_Given task_: Reproduce the entire listing word for word.

>> start Given records

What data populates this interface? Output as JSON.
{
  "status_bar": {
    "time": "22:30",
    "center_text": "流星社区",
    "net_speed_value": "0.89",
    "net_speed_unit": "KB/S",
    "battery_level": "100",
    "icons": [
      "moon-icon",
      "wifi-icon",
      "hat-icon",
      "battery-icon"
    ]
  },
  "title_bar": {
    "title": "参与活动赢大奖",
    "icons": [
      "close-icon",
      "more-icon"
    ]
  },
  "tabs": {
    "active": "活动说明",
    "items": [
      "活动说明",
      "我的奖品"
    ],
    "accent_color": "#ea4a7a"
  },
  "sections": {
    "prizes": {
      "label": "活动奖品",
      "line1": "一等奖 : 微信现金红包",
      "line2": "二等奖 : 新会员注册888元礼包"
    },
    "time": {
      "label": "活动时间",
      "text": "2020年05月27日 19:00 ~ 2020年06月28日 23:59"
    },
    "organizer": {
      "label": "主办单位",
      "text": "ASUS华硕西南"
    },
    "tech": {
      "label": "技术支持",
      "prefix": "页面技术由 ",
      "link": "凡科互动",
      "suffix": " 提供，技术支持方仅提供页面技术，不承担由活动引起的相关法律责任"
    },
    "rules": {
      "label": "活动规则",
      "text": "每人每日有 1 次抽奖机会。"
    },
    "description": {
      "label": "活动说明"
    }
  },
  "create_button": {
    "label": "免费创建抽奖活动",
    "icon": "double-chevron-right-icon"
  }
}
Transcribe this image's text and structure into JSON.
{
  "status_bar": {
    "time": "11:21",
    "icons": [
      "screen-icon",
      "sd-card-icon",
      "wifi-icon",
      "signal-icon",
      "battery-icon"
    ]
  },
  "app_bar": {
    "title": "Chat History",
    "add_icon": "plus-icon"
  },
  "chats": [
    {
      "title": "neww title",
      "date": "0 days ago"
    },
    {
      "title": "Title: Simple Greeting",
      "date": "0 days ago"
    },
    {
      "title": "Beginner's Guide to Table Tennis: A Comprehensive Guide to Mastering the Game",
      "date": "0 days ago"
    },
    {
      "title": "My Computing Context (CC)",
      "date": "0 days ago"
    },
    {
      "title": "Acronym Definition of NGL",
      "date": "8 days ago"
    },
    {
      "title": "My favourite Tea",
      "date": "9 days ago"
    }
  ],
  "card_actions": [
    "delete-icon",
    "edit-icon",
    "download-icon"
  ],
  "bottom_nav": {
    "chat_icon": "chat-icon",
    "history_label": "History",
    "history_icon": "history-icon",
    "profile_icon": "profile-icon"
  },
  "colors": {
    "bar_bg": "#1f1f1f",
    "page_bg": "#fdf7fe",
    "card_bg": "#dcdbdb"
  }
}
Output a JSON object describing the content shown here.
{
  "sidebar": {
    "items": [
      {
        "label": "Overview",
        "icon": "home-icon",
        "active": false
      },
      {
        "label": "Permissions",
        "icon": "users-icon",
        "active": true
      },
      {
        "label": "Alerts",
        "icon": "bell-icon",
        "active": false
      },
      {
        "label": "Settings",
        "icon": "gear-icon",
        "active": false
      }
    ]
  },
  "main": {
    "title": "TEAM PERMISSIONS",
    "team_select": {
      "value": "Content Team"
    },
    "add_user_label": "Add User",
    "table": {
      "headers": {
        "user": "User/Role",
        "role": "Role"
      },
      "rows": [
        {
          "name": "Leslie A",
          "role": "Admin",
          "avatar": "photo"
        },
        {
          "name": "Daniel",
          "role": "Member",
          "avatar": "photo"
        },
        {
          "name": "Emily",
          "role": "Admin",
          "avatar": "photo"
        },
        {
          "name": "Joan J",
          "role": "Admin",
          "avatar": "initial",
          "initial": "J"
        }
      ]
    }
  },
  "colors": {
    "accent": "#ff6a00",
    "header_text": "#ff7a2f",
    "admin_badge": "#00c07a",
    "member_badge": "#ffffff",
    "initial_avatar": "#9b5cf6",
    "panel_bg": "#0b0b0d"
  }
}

>> end Given records

_Finished task_:
What data populates this interface? Output as JSON.
{
  "status_bar": {
    "time": "22:30",
    "center_text": "流星社区",
    "net_speed_value": "0.89",
    "net_speed_unit": "KB/S",
    "battery_level": "100",
    "icons": [
      "moon-icon",
      "wifi-icon",
      "hat-icon",
      "battery-icon"
    ]
  },
  "title_bar": {
    "title": "参与活动赢大奖",
    "icons": [
      "close-icon",
      "more-icon"
    ]
  },
  "tabs": {
    "active": "活动说明",
    "items": [
      "活动说明",
      "我的奖品"
    ],
    "accent_color": "#ea4a7a"
  },
  "sections": {
    "prizes": {
      "label": "活动奖品",
      "line1": "一等奖 : 微信现金红包",
      "line2": "二等奖 : 新会员注册888元礼包"
    },
    "time": {
      "label": "活动时间",
      "text": "2020年05月27日 19:00 ~ 2020年06月28日 23:59"
    },
    "organizer": {
      "label": "主办单位",
      "text": "ASUS华硕西南"
    },
    "tech": {
      "label": "技术支持",
      "prefix": "页面技术由 ",
      "link": "凡科互动",
      "suffix": " 提供，技术支持方仅提供页面技术，不承担由活动引起的相关法律责任"
    },
    "rules": {
      "label": "活动规则",
      "text": "每人每日有 1 次抽奖机会。"
    },
    "description": {
      "label": "活动说明"
    }
  },
  "create_button": {
    "label": "免费创建抽奖活动",
    "icon": "double-chevron-right-icon"
  }
}
Transcribe this image's text and structure into JSON.
{
  "status_bar": {
    "time": "11:21",
    "icons": [
      "screen-icon",
      "sd-card-icon",
      "wifi-icon",
      "signal-icon",
      "battery-icon"
    ]
  },
  "app_bar": {
    "title": "Chat History",
    "add_icon": "plus-icon"
  },
  "chats": [
    {
      "title": "neww title",
      "date": "0 days ago"
    },
    {
      "title": "Title: Simple Greeting",
      "date": "0 days ago"
    },
    {
      "title": "Beginner's Guide to Table Tennis: A Comprehensive Guide to Mastering the Game",
      "date": "0 days ago"
    },
    {
      "title": "My Computing Context (CC)",
      "date": "0 days ago"
    },
    {
      "title": "Acronym Definition of NGL",
      "date": "8 days ago"
    },
    {
      "title": "My favourite Tea",
      "date": "9 days ago"
    }
  ],
  "card_actions": [
    "delete-icon",
    "edit-icon",
    "download-icon"
  ],
  "bottom_nav": {
    "chat_icon": "chat-icon",
    "history_label": "History",
    "history_icon": "history-icon",
    "profile_icon": "profile-icon"
  },
  "colors": {
    "bar_bg": "#1f1f1f",
    "page_bg": "#fdf7fe",
    "card_bg": "#dcdbdb"
  }
}
Output a JSON object describing the content shown here.
{
  "sidebar": {
    "items": [
      {
        "label": "Overview",
        "icon": "home-icon",
        "active": false
      },
      {
        "label": "Permissions",
        "icon": "users-icon",
        "active": true
      },
      {
        "label": "Alerts",
        "icon": "bell-icon",
        "active": false
      },
      {
        "label": "Settings",
        "icon": "gear-icon",
        "active": false
      }
    ]
  },
  "main": {
    "title": "TEAM PERMISSIONS",
    "team_select": {
      "value": "Content Team"
    },
    "add_user_label": "Add User",
    "table": {
      "headers": {
        "user": "User/Role",
        "role": "Role"
      },
      "rows": [
        {
          "name": "Leslie A",
          "role": "Admin",
          "avatar": "photo"
        },
        {
          "name": "Daniel",
          "role": "Member",
          "avatar": "photo"
        },
        {
          "name": "Emily",
          "role": "Admin",
          "avatar": "photo"
        },
        {
          "name": "Joan J",
          "role": "Admin",
          "avatar": "initial",
          "initial": "J"
        }
      ]
    }
  },
  "colors": {
    "accent": "#ff6a00",
    "header_text": "#ff7a2f",
    "admin_badge": "#00c07a",
    "member_badge": "#ffffff",
    "initial_avatar": "#9b5cf6",
    "panel_bg": "#0b0b0d"
  }
}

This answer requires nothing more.